Given exercise:
Starting at the line that contains "Convert this screenshot", reproduce every line through the end of the entries below, with no pictures in the copy.

(Items from a dataset)
┌──
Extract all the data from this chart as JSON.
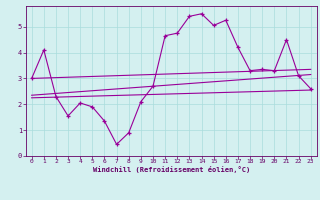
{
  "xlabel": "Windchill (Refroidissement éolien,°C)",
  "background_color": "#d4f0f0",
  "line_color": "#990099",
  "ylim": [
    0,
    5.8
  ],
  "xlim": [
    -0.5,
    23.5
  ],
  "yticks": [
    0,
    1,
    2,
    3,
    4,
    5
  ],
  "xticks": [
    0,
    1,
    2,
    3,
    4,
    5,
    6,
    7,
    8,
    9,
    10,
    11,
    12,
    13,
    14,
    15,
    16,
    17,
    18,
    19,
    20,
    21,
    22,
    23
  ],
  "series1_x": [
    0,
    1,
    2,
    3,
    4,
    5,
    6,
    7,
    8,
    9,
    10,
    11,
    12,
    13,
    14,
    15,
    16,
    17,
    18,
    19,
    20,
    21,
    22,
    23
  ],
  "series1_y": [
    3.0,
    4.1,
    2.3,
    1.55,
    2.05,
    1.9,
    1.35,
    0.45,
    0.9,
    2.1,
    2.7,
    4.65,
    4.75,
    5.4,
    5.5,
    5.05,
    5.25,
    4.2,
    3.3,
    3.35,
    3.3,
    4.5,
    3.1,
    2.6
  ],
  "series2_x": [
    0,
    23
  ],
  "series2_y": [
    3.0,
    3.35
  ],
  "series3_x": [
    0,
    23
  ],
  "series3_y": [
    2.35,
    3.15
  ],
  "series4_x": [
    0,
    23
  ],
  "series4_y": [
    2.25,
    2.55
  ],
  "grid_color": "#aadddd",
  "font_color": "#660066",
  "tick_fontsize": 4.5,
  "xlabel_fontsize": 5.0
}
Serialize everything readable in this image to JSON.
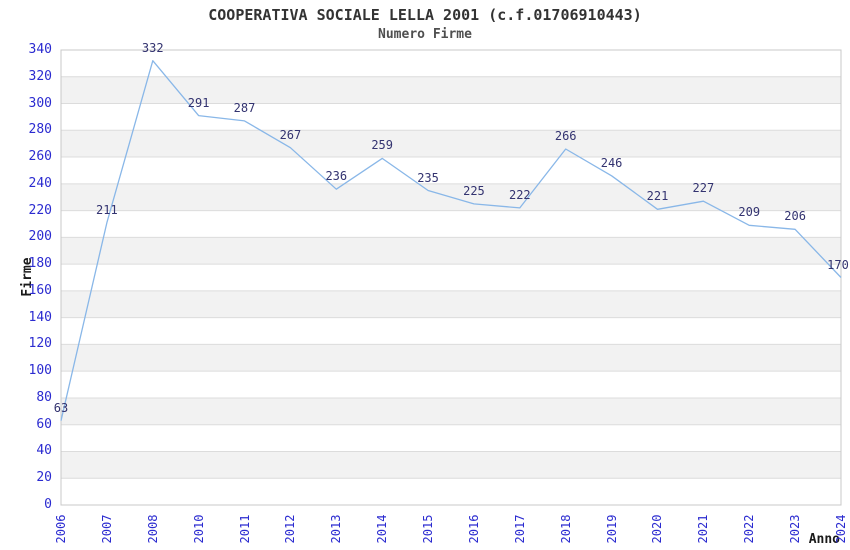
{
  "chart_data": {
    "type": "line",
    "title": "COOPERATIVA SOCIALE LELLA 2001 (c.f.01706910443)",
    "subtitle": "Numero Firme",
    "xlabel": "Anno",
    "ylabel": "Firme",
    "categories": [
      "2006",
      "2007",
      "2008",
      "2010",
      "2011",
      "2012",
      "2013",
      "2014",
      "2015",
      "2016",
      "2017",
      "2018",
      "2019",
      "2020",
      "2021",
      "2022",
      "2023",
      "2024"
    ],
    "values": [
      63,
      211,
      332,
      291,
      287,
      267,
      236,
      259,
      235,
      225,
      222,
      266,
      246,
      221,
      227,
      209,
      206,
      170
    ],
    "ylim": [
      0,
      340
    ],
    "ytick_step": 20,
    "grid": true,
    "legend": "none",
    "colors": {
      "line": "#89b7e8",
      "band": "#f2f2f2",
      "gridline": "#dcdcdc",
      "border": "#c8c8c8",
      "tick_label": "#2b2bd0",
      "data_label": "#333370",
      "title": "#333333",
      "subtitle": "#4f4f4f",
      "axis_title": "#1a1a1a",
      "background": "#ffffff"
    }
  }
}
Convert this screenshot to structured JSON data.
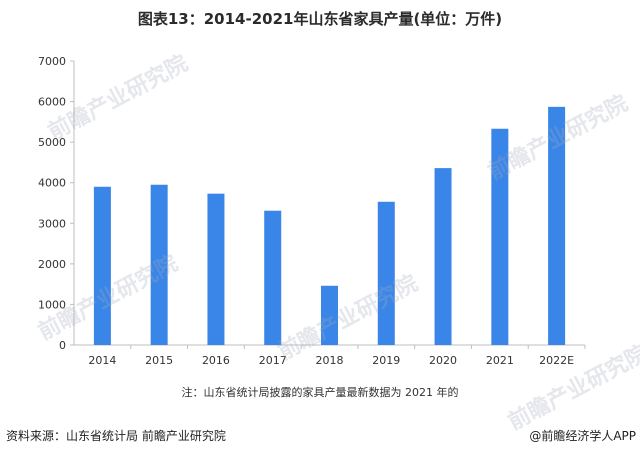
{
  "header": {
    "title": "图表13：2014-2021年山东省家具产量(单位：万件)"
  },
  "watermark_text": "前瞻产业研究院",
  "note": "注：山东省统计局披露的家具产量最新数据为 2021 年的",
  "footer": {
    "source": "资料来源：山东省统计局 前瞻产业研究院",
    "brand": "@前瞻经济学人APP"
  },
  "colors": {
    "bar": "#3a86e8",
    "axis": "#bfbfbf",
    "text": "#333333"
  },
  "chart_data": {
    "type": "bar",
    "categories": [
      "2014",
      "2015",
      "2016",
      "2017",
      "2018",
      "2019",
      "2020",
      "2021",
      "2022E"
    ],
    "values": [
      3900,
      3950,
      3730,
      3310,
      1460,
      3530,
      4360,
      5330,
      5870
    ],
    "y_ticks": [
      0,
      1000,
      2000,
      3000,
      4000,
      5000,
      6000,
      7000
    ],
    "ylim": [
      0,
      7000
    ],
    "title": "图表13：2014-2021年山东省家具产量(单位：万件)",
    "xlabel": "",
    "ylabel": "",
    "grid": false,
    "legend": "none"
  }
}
└──
Final result:
Convert this screenshot to structured JSON data.
{
  "header": {
    "title": "图表13：2014-2021年山东省家具产量(单位：万件)"
  },
  "watermark_text": "前瞻产业研究院",
  "note": "注：山东省统计局披露的家具产量最新数据为 2021 年的",
  "footer": {
    "source": "资料来源：山东省统计局 前瞻产业研究院",
    "brand": "@前瞻经济学人APP"
  },
  "colors": {
    "bar": "#3a86e8",
    "axis": "#bfbfbf",
    "text": "#333333"
  },
  "chart_data": {
    "type": "bar",
    "categories": [
      "2014",
      "2015",
      "2016",
      "2017",
      "2018",
      "2019",
      "2020",
      "2021",
      "2022E"
    ],
    "values": [
      3900,
      3950,
      3730,
      3310,
      1460,
      3530,
      4360,
      5330,
      5870
    ],
    "y_ticks": [
      0,
      1000,
      2000,
      3000,
      4000,
      5000,
      6000,
      7000
    ],
    "ylim": [
      0,
      7000
    ],
    "title": "图表13：2014-2021年山东省家具产量(单位：万件)",
    "xlabel": "",
    "ylabel": "",
    "grid": false,
    "legend": "none"
  }
}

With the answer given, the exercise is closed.